Problem description>
Would you write out the records below exactly as given?

Supplied information>

┄┄┄┄┄┄┄┄┄┄┄┄┄┄┄┄┄┄┄┄

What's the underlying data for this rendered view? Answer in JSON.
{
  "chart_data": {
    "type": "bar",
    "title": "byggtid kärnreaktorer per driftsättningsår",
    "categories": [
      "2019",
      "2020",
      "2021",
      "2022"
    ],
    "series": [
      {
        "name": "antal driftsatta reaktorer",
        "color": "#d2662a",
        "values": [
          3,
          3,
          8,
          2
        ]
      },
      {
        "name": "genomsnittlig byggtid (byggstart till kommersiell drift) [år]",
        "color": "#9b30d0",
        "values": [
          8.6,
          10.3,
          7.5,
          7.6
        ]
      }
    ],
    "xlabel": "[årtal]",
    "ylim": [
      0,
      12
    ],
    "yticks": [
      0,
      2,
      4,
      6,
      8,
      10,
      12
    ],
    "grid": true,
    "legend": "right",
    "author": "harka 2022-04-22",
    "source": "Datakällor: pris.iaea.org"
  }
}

┄┄┄┄┄┄┄┄┄┄┄┄┄┄┄┄┄┄┄┄

The answer>
What's the underlying data for this rendered view? Answer in JSON.
{
  "chart_data": {
    "type": "bar",
    "title": "byggtid kärnreaktorer per driftsättningsår",
    "categories": [
      "2019",
      "2020",
      "2021",
      "2022"
    ],
    "series": [
      {
        "name": "antal driftsatta reaktorer",
        "color": "#d2662a",
        "values": [
          3,
          3,
          8,
          2
        ]
      },
      {
        "name": "genomsnittlig byggtid (byggstart till kommersiell drift) [år]",
        "color": "#9b30d0",
        "values": [
          8.6,
          10.3,
          7.5,
          7.6
        ]
      }
    ],
    "xlabel": "[årtal]",
    "ylim": [
      0,
      12
    ],
    "yticks": [
      0,
      2,
      4,
      6,
      8,
      10,
      12
    ],
    "grid": true,
    "legend": "right",
    "author": "harka 2022-04-22",
    "source": "Datakällor: pris.iaea.org"
  }
}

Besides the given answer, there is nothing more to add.